■ DATA FOR THIS TASK
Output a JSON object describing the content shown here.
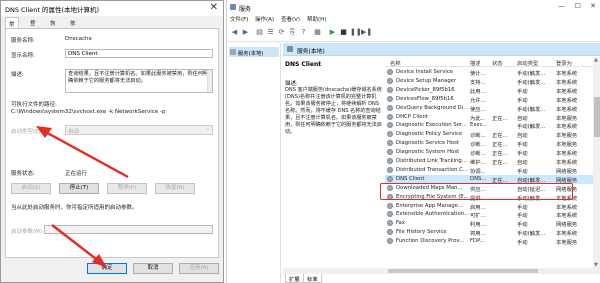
{
  "dialog": {
    "title": "DNS Client 的属性(本地计算机)",
    "tabs": [
      "常规",
      "登录",
      "恢复",
      "依存关系"
    ],
    "fields": {
      "service_name_label": "服务名称:",
      "service_name_value": "Dnscache",
      "display_name_label": "显示名称:",
      "display_name_value": "DNS Client",
      "description_label": "描述:",
      "description_text": "查询结果，且不注册计算机名。如果此服务被禁用，则任何明确依赖于它的服务都将无法启动。",
      "exe_path_label": "可执行文件的路径:",
      "exe_path_value": "C:\\Windows\\system32\\svchost.exe -k NetworkService -p",
      "startup_type_label": "启动类型(E):",
      "startup_type_value": "自动",
      "service_status_label": "服务状态:",
      "service_status_value": "正在运行",
      "start_params_hint": "当从此处启动服务时，你可指定所适用的启动参数。",
      "start_params_label": "启动参数(M):"
    },
    "service_buttons": [
      "启动(S)",
      "停止(T)",
      "暂停(P)",
      "恢复(R)"
    ],
    "footer_buttons": {
      "ok": "确定",
      "cancel": "取消",
      "apply": "应用(A)"
    }
  },
  "services_window": {
    "title": "服务",
    "menu": [
      "文件(F)",
      "操作(A)",
      "查看(V)",
      "帮助(H)"
    ],
    "tree_node": "服务(本地)",
    "header_title": "服务(本地)",
    "selected_name": "DNS Client",
    "desc_label": "描述:",
    "desc_text": "DNS 客户端服务(dnscache)缓存域名系统(DNS)名称并注册该计算机的完整计算机名。如果该服务被停止，将继续解析 DNS 名称。然而，将不缓存 DNS 名称的查询结果，且不注册计算机名。如果该服务被禁用，则任何明确依赖于它的服务都将无法启动。",
    "columns": [
      "名称",
      "描述",
      "状态",
      "启动类型",
      "登录为"
    ],
    "rows": [
      {
        "name": "Device Install Service",
        "desc": "使计...",
        "status": "",
        "startup": "手动(触发...",
        "logon": "本地系统"
      },
      {
        "name": "Device Setup Manager",
        "desc": "支持...",
        "status": "",
        "startup": "手动(触发...",
        "logon": "本地系统"
      },
      {
        "name": "DevicePicker_89f5b16",
        "desc": "此用...",
        "status": "",
        "startup": "手动",
        "logon": "本地系统"
      },
      {
        "name": "DevicesFlow_89f5b16",
        "desc": "允许...",
        "status": "",
        "startup": "手动",
        "logon": "本地系统"
      },
      {
        "name": "DevQuery Background Di...",
        "desc": "使应...",
        "status": "",
        "startup": "手动(触发...",
        "logon": "本地系统"
      },
      {
        "name": "DHCP Client",
        "desc": "为此...",
        "status": "正在...",
        "startup": "自动",
        "logon": "本地服务"
      },
      {
        "name": "Diagnostic Execution Ser...",
        "desc": "Exec...",
        "status": "",
        "startup": "手动(触发...",
        "logon": "本地系统"
      },
      {
        "name": "Diagnostic Policy Service",
        "desc": "诊断...",
        "status": "正在...",
        "startup": "自动",
        "logon": "本地服务"
      },
      {
        "name": "Diagnostic Service Host",
        "desc": "诊断...",
        "status": "正在...",
        "startup": "手动",
        "logon": "本地服务"
      },
      {
        "name": "Diagnostic System Host",
        "desc": "诊断...",
        "status": "正在...",
        "startup": "手动",
        "logon": "本地系统"
      },
      {
        "name": "Distributed Link Tracking...",
        "desc": "维护...",
        "status": "正在...",
        "startup": "自动",
        "logon": "本地系统"
      },
      {
        "name": "Distributed Transaction C...",
        "desc": "协调...",
        "status": "",
        "startup": "手动",
        "logon": "网络服务"
      },
      {
        "name": "DNS Client",
        "desc": "DNS...",
        "status": "正在...",
        "startup": "自动(触发...",
        "logon": "网络服务"
      },
      {
        "name": "Downloaded Maps Man...",
        "desc": "供应...",
        "status": "",
        "startup": "自动(延迟...",
        "logon": "网络服务"
      },
      {
        "name": "Encrypting File System (E...",
        "desc": "提供...",
        "status": "",
        "startup": "手动(触发...",
        "logon": "本地系统"
      },
      {
        "name": "Enterprise App Manage...",
        "desc": "启用...",
        "status": "",
        "startup": "手动",
        "logon": "本地系统"
      },
      {
        "name": "Extensible Authentication...",
        "desc": "可扩...",
        "status": "",
        "startup": "手动",
        "logon": "本地系统"
      },
      {
        "name": "Fax",
        "desc": "利用...",
        "status": "",
        "startup": "手动",
        "logon": "网络服务"
      },
      {
        "name": "File History Service",
        "desc": "将用...",
        "status": "",
        "startup": "手动(触发...",
        "logon": "本地系统"
      },
      {
        "name": "Function Discovery Prov...",
        "desc": "FDP...",
        "status": "",
        "startup": "手动",
        "logon": "本地服务"
      }
    ],
    "bottom_tabs": [
      "扩展",
      "标准"
    ]
  },
  "colors": {
    "annotation": "#e52a20",
    "selection": "#cce8ff",
    "header_blue": "#cde6f7"
  }
}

■ DO THIS
Every record must be copied exactly, with the pictures left out.

■ SOLUTION FOR THIS TASK
Output a JSON object describing the content shown here.
{
  "dialog": {
    "title": "DNS Client 的属性(本地计算机)",
    "tabs": [
      "常规",
      "登录",
      "恢复",
      "依存关系"
    ],
    "fields": {
      "service_name_label": "服务名称:",
      "service_name_value": "Dnscache",
      "display_name_label": "显示名称:",
      "display_name_value": "DNS Client",
      "description_label": "描述:",
      "description_text": "查询结果，且不注册计算机名。如果此服务被禁用，则任何明确依赖于它的服务都将无法启动。",
      "exe_path_label": "可执行文件的路径:",
      "exe_path_value": "C:\\Windows\\system32\\svchost.exe -k NetworkService -p",
      "startup_type_label": "启动类型(E):",
      "startup_type_value": "自动",
      "service_status_label": "服务状态:",
      "service_status_value": "正在运行",
      "start_params_hint": "当从此处启动服务时，你可指定所适用的启动参数。",
      "start_params_label": "启动参数(M):"
    },
    "service_buttons": [
      "启动(S)",
      "停止(T)",
      "暂停(P)",
      "恢复(R)"
    ],
    "footer_buttons": {
      "ok": "确定",
      "cancel": "取消",
      "apply": "应用(A)"
    }
  },
  "services_window": {
    "title": "服务",
    "menu": [
      "文件(F)",
      "操作(A)",
      "查看(V)",
      "帮助(H)"
    ],
    "tree_node": "服务(本地)",
    "header_title": "服务(本地)",
    "selected_name": "DNS Client",
    "desc_label": "描述:",
    "desc_text": "DNS 客户端服务(dnscache)缓存域名系统(DNS)名称并注册该计算机的完整计算机名。如果该服务被停止，将继续解析 DNS 名称。然而，将不缓存 DNS 名称的查询结果，且不注册计算机名。如果该服务被禁用，则任何明确依赖于它的服务都将无法启动。",
    "columns": [
      "名称",
      "描述",
      "状态",
      "启动类型",
      "登录为"
    ],
    "rows": [
      {
        "name": "Device Install Service",
        "desc": "使计...",
        "status": "",
        "startup": "手动(触发...",
        "logon": "本地系统"
      },
      {
        "name": "Device Setup Manager",
        "desc": "支持...",
        "status": "",
        "startup": "手动(触发...",
        "logon": "本地系统"
      },
      {
        "name": "DevicePicker_89f5b16",
        "desc": "此用...",
        "status": "",
        "startup": "手动",
        "logon": "本地系统"
      },
      {
        "name": "DevicesFlow_89f5b16",
        "desc": "允许...",
        "status": "",
        "startup": "手动",
        "logon": "本地系统"
      },
      {
        "name": "DevQuery Background Di...",
        "desc": "使应...",
        "status": "",
        "startup": "手动(触发...",
        "logon": "本地系统"
      },
      {
        "name": "DHCP Client",
        "desc": "为此...",
        "status": "正在...",
        "startup": "自动",
        "logon": "本地服务"
      },
      {
        "name": "Diagnostic Execution Ser...",
        "desc": "Exec...",
        "status": "",
        "startup": "手动(触发...",
        "logon": "本地系统"
      },
      {
        "name": "Diagnostic Policy Service",
        "desc": "诊断...",
        "status": "正在...",
        "startup": "自动",
        "logon": "本地服务"
      },
      {
        "name": "Diagnostic Service Host",
        "desc": "诊断...",
        "status": "正在...",
        "startup": "手动",
        "logon": "本地服务"
      },
      {
        "name": "Diagnostic System Host",
        "desc": "诊断...",
        "status": "正在...",
        "startup": "手动",
        "logon": "本地系统"
      },
      {
        "name": "Distributed Link Tracking...",
        "desc": "维护...",
        "status": "正在...",
        "startup": "自动",
        "logon": "本地系统"
      },
      {
        "name": "Distributed Transaction C...",
        "desc": "协调...",
        "status": "",
        "startup": "手动",
        "logon": "网络服务"
      },
      {
        "name": "DNS Client",
        "desc": "DNS...",
        "status": "正在...",
        "startup": "自动(触发...",
        "logon": "网络服务"
      },
      {
        "name": "Downloaded Maps Man...",
        "desc": "供应...",
        "status": "",
        "startup": "自动(延迟...",
        "logon": "网络服务"
      },
      {
        "name": "Encrypting File System (E...",
        "desc": "提供...",
        "status": "",
        "startup": "手动(触发...",
        "logon": "本地系统"
      },
      {
        "name": "Enterprise App Manage...",
        "desc": "启用...",
        "status": "",
        "startup": "手动",
        "logon": "本地系统"
      },
      {
        "name": "Extensible Authentication...",
        "desc": "可扩...",
        "status": "",
        "startup": "手动",
        "logon": "本地系统"
      },
      {
        "name": "Fax",
        "desc": "利用...",
        "status": "",
        "startup": "手动",
        "logon": "网络服务"
      },
      {
        "name": "File History Service",
        "desc": "将用...",
        "status": "",
        "startup": "手动(触发...",
        "logon": "本地系统"
      },
      {
        "name": "Function Discovery Prov...",
        "desc": "FDP...",
        "status": "",
        "startup": "手动",
        "logon": "本地服务"
      }
    ],
    "bottom_tabs": [
      "扩展",
      "标准"
    ]
  },
  "colors": {
    "annotation": "#e52a20",
    "selection": "#cce8ff",
    "header_blue": "#cde6f7"
  }
}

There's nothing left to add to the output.